Kaynak Metin:

+ + + + +

DERHAL İSTİFA ETMELİ
Altın madencileri ile köylüleri iknaya çalıştığı iddia edilen Prof. Dr. B.G.’un
Ziraat Mühendisleri Odası Genel Merkez Yönetim Kurulu üyesi olması
tartışmaların boyutunu da değiştirdi. Ziraat Mühendisleri Odası Çanakkale Şube
Başkanı ve Çanakkale Çevre Platformu Sözcüsü H.N., olayı duyar duymaz genel
merkezi aradığını ve tepkilerini dile getirdiğini belirterek, “G… oda
yönetiminden derhal istifa etmeli. Artık orada duramaz” dedi. Altın madenine
karşı mücadele eden Muratlar Köylüleri de G…’un ‘özür dilemesi’ ve odadaki
görevinden istifa etmesini talep eden imza kampanyası başlatacaklarını söyledi.
MADENCİLERE HİZMET ETMİYORUM
İddiaların hedefindeki isim Prof. Dr. B.G.,
tüm iddiaları reddederken, kendisinin madencilere hizmet etmek gibi bir
amacının olmadığını söyledi. G… iddialarla ilgili sorularımıza şöyle yanıt
verdi; “O bölgeye Kırsal Kalkınma Derneği adına sosyo-ekonomik
yapı analizi için gitmiştik. Köyde de konuşturmama, tartıştırmama gibi bir
durum olmadı. Köylüler sularda sorun olduğunu söyledi. Madencilik şirketinden
gelenler de vardı, ama bizim bunlarla alakamız yok. Biz kendi aracımızla
gittik. Kalkıp başka köylere de gittik. Ben (SÜRKAL) adına köyleri geziyorum.
Madencilere hizmet etme gibi bir amacım yok”. Muratlar köylüleri ise G…’un
madencilerle birlikte hareket ettiği iddialarında ısrar ederken, aynı gün
kendisini Çan’da da madencilerle birlikte gördüklerini söyledi."

+ + + + +

Öğelerden Alıntılar:
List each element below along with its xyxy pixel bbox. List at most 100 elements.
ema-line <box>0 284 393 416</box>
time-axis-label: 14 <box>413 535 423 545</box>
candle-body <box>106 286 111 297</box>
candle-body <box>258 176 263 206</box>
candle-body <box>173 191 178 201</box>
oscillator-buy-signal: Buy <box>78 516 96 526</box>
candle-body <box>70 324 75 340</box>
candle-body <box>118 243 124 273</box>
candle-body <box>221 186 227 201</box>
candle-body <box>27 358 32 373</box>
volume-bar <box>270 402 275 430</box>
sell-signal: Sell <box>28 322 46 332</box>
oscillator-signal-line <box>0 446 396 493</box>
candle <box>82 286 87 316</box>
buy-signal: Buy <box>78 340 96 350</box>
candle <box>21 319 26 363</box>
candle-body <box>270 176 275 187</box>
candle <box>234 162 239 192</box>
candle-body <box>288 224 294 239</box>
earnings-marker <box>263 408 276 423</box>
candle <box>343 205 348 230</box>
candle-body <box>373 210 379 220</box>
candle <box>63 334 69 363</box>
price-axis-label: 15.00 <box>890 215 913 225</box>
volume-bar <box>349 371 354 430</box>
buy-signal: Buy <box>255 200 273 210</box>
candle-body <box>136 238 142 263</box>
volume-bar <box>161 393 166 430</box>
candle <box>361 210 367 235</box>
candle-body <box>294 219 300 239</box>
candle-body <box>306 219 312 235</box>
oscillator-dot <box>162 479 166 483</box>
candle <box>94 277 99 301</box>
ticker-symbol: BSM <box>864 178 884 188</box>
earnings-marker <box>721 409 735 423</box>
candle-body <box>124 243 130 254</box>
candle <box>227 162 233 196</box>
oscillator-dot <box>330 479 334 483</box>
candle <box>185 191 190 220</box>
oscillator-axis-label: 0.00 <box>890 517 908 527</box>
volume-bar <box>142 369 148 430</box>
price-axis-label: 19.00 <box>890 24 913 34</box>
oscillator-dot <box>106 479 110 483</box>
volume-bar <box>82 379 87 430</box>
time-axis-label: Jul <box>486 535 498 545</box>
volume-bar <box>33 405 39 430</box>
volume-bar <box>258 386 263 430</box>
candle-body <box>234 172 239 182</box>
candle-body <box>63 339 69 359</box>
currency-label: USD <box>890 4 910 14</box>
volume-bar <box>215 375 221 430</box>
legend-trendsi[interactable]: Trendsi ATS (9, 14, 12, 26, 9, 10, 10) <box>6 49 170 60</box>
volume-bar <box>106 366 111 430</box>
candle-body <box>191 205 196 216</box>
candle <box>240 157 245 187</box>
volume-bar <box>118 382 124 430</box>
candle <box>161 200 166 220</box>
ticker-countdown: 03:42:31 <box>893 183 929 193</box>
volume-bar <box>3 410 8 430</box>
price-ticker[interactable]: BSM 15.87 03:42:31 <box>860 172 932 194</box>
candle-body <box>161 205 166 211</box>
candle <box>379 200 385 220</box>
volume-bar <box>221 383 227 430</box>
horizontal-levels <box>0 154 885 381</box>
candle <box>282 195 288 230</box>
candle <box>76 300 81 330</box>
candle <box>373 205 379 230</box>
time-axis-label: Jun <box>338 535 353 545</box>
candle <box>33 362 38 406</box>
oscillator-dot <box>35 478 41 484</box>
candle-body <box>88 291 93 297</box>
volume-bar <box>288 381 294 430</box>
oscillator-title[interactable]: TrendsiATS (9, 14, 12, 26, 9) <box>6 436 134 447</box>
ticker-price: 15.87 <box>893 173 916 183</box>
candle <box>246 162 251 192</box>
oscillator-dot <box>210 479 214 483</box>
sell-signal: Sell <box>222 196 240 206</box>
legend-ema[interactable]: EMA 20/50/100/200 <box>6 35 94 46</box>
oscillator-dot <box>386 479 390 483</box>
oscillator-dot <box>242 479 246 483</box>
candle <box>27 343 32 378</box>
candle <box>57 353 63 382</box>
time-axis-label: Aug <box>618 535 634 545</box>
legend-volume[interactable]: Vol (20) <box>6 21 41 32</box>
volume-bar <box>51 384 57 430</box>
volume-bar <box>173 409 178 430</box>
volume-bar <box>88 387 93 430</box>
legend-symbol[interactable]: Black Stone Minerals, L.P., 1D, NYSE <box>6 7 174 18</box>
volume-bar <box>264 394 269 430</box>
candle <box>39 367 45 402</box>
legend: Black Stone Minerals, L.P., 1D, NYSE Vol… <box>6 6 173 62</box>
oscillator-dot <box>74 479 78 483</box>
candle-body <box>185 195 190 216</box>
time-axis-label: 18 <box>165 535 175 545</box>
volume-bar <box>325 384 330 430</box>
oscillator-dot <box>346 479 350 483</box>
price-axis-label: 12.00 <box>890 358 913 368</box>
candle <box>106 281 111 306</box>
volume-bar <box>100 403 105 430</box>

+ + + + +

Görevler:
1 – Kaynak metne göre Prof. Dr. B.G., bölgeye hangi dernek adına ve ne amaçla gittiklerini söylüyor?
2 – Kaynak metinde "MADENCİLERE HİZMET ETMİYORUM" sözcüklerinin geçtiği yerle başlayıp "adına köyleri geziyorum." ile biten bölümü olduğu gibi aktarın.

Cevap Anahtarı:
1 – Kırsal Kalkınma Derneği adına, sosyo-ekonomik yapı analizi yapmak için.

2 –
MADENCİLERE HİZMET ETMİYORUM
İddiaların hedefindeki isim Prof. Dr. B.G.,
tüm iddiaları reddederken, kendisinin madencilere hizmet etmek gibi bir
amacının olmadığını söyledi. G… iddialarla ilgili sorularımıza şöyle yanıt
verdi; “O bölgeye Kırsal Kalkınma Derneği adına sosyo-ekonomik
yapı analizi için gitmiştik. Köyde de konuşturmama, tartıştırmama gibi bir
durum olmadı. Köylüler sularda sorun olduğunu söyledi. Madencilik şirketinden
gelenler de vardı, ama bizim bunlarla alakamız yok. Biz kendi aracımızla
gittik. Kalkıp başka köylere de gittik. Ben (SÜRKAL) adına köyleri geziyorum.